[Excerpts from a figure dataset]
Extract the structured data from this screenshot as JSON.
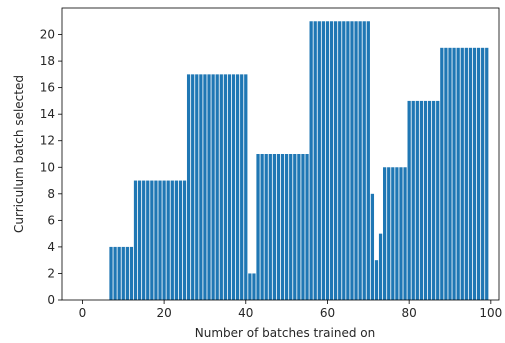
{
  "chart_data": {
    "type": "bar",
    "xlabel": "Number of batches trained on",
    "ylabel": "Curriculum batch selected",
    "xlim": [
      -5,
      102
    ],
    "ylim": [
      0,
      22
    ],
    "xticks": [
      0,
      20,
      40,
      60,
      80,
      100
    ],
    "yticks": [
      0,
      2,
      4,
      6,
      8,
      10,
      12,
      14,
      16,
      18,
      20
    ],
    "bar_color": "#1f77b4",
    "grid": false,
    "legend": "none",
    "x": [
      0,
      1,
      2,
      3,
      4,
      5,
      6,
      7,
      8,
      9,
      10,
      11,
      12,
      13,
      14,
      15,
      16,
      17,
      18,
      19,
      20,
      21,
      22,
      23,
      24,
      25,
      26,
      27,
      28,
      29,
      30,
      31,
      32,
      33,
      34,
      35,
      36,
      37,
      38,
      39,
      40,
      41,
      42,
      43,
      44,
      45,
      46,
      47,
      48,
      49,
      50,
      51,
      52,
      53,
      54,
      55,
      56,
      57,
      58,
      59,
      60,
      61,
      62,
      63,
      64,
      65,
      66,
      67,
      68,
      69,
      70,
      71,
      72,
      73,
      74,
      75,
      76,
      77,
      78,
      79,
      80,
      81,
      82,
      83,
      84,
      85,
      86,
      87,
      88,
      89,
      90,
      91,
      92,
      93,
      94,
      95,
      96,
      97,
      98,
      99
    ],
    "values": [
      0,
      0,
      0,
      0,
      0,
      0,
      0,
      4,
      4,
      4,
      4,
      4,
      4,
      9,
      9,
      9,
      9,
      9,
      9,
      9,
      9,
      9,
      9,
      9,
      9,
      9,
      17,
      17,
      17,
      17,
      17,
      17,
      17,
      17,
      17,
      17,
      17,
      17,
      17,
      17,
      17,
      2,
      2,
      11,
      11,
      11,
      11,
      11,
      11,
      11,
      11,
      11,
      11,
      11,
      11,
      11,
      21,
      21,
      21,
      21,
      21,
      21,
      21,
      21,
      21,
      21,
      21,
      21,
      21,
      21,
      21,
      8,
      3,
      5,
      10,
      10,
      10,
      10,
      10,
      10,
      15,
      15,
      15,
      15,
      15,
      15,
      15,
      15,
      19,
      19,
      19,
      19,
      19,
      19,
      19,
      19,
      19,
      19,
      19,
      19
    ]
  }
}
--
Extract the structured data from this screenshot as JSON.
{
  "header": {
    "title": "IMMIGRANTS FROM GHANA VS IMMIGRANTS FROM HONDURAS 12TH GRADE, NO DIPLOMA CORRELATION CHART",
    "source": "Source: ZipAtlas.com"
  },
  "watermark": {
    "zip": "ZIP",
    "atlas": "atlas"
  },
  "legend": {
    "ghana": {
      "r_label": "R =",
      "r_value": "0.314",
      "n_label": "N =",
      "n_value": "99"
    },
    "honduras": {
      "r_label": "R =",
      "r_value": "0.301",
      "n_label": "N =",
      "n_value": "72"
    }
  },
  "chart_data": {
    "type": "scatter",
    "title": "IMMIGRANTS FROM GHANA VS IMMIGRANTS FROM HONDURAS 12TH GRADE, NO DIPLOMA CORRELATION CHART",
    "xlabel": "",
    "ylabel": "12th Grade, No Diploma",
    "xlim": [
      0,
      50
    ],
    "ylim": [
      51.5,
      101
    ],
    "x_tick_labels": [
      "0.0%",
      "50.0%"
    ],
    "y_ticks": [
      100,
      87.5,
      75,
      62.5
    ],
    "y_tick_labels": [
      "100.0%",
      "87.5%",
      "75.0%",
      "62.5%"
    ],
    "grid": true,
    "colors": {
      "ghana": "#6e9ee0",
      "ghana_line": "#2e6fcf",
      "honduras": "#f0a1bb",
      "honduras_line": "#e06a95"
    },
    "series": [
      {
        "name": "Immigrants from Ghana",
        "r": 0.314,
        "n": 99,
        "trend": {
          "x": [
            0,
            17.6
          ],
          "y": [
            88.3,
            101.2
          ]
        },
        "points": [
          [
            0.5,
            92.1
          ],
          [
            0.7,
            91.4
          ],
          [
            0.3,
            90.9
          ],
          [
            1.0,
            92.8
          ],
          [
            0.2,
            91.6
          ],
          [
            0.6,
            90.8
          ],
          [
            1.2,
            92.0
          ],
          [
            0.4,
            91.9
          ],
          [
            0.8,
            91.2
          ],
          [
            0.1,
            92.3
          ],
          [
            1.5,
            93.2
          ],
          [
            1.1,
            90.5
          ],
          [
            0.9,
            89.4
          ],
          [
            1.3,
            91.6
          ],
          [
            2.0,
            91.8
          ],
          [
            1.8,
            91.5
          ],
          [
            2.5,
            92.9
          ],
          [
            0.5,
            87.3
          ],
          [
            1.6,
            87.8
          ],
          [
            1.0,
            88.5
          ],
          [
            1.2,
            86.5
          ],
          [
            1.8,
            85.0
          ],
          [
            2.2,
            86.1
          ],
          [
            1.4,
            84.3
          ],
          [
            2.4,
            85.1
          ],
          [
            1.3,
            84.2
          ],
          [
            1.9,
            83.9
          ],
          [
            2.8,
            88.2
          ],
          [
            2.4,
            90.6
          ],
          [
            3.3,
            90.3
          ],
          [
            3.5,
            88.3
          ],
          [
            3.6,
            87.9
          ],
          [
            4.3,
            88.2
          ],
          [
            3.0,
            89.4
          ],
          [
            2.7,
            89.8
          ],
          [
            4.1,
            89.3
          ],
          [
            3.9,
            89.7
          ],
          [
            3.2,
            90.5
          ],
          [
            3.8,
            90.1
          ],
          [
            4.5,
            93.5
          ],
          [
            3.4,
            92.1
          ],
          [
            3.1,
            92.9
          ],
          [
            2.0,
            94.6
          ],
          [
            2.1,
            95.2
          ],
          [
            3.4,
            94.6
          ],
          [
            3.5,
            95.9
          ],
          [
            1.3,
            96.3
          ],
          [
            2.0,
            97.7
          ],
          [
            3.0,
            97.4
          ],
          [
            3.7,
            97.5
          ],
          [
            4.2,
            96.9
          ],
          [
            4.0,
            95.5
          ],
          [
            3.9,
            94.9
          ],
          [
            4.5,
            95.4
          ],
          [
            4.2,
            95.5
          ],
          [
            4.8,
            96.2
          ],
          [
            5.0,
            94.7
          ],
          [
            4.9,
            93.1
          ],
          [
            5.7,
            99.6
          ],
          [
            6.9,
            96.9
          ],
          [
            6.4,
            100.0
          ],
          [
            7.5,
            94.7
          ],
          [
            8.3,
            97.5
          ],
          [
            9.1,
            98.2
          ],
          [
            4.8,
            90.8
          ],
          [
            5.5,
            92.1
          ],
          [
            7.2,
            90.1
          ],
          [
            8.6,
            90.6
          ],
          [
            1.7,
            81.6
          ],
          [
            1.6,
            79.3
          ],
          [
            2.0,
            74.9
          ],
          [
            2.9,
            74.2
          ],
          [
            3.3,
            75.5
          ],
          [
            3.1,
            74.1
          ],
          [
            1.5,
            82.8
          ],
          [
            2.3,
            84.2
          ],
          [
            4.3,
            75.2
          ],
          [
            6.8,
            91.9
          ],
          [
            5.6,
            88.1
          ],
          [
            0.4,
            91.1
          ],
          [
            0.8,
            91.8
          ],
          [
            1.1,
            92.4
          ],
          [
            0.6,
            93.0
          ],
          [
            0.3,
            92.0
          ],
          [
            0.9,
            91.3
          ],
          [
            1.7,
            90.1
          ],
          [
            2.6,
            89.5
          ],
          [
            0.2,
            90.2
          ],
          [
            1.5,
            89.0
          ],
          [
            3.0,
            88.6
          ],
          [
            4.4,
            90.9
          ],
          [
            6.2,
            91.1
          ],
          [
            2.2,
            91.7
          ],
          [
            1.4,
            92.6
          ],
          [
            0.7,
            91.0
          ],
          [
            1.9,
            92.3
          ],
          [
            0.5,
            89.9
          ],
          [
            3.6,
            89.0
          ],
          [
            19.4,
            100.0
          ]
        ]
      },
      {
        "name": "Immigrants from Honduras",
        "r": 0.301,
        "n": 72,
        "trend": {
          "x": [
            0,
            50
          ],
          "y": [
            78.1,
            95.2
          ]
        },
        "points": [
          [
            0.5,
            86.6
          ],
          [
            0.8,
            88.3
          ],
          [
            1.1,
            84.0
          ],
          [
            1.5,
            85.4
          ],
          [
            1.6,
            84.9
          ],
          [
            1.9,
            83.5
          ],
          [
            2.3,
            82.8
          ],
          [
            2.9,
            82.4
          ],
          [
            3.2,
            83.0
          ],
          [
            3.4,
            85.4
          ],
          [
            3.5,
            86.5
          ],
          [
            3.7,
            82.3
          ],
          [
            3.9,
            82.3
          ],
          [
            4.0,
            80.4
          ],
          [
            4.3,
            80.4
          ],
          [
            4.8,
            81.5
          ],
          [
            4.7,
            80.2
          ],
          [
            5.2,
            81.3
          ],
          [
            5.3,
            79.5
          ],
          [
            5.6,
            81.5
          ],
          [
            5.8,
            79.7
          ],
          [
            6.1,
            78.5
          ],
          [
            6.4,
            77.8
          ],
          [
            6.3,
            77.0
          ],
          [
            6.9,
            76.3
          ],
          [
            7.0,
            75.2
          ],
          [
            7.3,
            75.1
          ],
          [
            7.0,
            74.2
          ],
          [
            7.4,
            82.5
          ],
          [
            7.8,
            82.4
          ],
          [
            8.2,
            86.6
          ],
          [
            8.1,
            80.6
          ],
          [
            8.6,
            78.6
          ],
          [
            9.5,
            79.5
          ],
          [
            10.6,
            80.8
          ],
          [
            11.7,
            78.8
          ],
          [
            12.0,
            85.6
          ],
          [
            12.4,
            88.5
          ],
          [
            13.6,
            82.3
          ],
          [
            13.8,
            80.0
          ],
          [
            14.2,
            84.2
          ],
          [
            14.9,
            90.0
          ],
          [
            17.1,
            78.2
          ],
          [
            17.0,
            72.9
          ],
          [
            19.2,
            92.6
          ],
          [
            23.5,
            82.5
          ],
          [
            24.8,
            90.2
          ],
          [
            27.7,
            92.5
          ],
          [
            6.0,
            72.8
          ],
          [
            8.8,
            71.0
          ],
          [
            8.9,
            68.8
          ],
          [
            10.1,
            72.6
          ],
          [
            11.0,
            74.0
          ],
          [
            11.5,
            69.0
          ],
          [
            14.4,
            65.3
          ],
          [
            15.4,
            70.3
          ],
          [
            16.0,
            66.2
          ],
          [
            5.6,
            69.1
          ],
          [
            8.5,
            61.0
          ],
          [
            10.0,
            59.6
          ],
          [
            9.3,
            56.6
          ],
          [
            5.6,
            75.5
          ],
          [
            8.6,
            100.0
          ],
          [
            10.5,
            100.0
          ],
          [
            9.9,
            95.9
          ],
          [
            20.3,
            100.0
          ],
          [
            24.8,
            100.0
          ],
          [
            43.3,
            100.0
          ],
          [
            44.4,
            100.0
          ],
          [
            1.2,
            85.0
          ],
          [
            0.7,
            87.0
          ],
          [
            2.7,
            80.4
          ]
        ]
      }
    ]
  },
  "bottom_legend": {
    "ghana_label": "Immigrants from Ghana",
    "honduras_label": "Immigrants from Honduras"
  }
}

_Task statement_. Copy all lines from the material that include "ylabel".

_Exercise answer_.
    "ylabel": "Curriculum batch selected",
    "ylabel": "12th Grade, No Diploma",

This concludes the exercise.